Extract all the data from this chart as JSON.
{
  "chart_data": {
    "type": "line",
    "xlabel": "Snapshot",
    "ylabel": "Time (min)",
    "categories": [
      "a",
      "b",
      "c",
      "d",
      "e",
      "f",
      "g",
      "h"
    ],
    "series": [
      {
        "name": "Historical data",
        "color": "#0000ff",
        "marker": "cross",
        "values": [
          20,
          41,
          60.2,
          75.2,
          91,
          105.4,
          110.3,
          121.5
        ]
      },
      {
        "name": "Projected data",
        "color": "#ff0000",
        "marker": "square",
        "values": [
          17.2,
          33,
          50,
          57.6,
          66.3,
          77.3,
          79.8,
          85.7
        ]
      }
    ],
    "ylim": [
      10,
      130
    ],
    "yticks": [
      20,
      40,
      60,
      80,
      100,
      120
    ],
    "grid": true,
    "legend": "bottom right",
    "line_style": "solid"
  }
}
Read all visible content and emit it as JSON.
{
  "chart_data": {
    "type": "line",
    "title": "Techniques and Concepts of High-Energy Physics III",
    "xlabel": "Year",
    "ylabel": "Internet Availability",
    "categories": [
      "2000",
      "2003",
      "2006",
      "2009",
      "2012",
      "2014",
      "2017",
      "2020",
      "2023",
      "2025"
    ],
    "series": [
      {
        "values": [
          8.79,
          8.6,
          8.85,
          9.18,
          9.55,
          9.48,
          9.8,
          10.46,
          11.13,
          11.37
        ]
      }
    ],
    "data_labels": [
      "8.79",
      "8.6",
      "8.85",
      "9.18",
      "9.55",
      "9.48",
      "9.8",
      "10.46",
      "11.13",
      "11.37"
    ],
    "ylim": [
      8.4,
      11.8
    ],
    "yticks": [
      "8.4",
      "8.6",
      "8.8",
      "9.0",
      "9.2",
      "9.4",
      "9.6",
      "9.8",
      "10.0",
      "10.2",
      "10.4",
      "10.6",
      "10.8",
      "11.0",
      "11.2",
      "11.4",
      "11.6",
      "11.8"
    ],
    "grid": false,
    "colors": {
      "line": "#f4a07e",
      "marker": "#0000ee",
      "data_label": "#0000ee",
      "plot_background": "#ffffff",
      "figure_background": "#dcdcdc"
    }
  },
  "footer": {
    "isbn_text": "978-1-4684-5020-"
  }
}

WHAT TO PRODUCE -> Repeat the material word for word, in full.

RESULT OF THIS EXERCISE ->
Extract all the data from this chart as JSON.
{
  "chart_data": {
    "type": "line",
    "xlabel": "Snapshot",
    "ylabel": "Time (min)",
    "categories": [
      "a",
      "b",
      "c",
      "d",
      "e",
      "f",
      "g",
      "h"
    ],
    "series": [
      {
        "name": "Historical data",
        "color": "#0000ff",
        "marker": "cross",
        "values": [
          20,
          41,
          60.2,
          75.2,
          91,
          105.4,
          110.3,
          121.5
        ]
      },
      {
        "name": "Projected data",
        "color": "#ff0000",
        "marker": "square",
        "values": [
          17.2,
          33,
          50,
          57.6,
          66.3,
          77.3,
          79.8,
          85.7
        ]
      }
    ],
    "ylim": [
      10,
      130
    ],
    "yticks": [
      20,
      40,
      60,
      80,
      100,
      120
    ],
    "grid": true,
    "legend": "bottom right",
    "line_style": "solid"
  }
}
Read all visible content and emit it as JSON.
{
  "chart_data": {
    "type": "line",
    "title": "Techniques and Concepts of High-Energy Physics III",
    "xlabel": "Year",
    "ylabel": "Internet Availability",
    "categories": [
      "2000",
      "2003",
      "2006",
      "2009",
      "2012",
      "2014",
      "2017",
      "2020",
      "2023",
      "2025"
    ],
    "series": [
      {
        "values": [
          8.79,
          8.6,
          8.85,
          9.18,
          9.55,
          9.48,
          9.8,
          10.46,
          11.13,
          11.37
        ]
      }
    ],
    "data_labels": [
      "8.79",
      "8.6",
      "8.85",
      "9.18",
      "9.55",
      "9.48",
      "9.8",
      "10.46",
      "11.13",
      "11.37"
    ],
    "ylim": [
      8.4,
      11.8
    ],
    "yticks": [
      "8.4",
      "8.6",
      "8.8",
      "9.0",
      "9.2",
      "9.4",
      "9.6",
      "9.8",
      "10.0",
      "10.2",
      "10.4",
      "10.6",
      "10.8",
      "11.0",
      "11.2",
      "11.4",
      "11.6",
      "11.8"
    ],
    "grid": false,
    "colors": {
      "line": "#f4a07e",
      "marker": "#0000ee",
      "data_label": "#0000ee",
      "plot_background": "#ffffff",
      "figure_background": "#dcdcdc"
    }
  },
  "footer": {
    "isbn_text": "978-1-4684-5020-"
  }
}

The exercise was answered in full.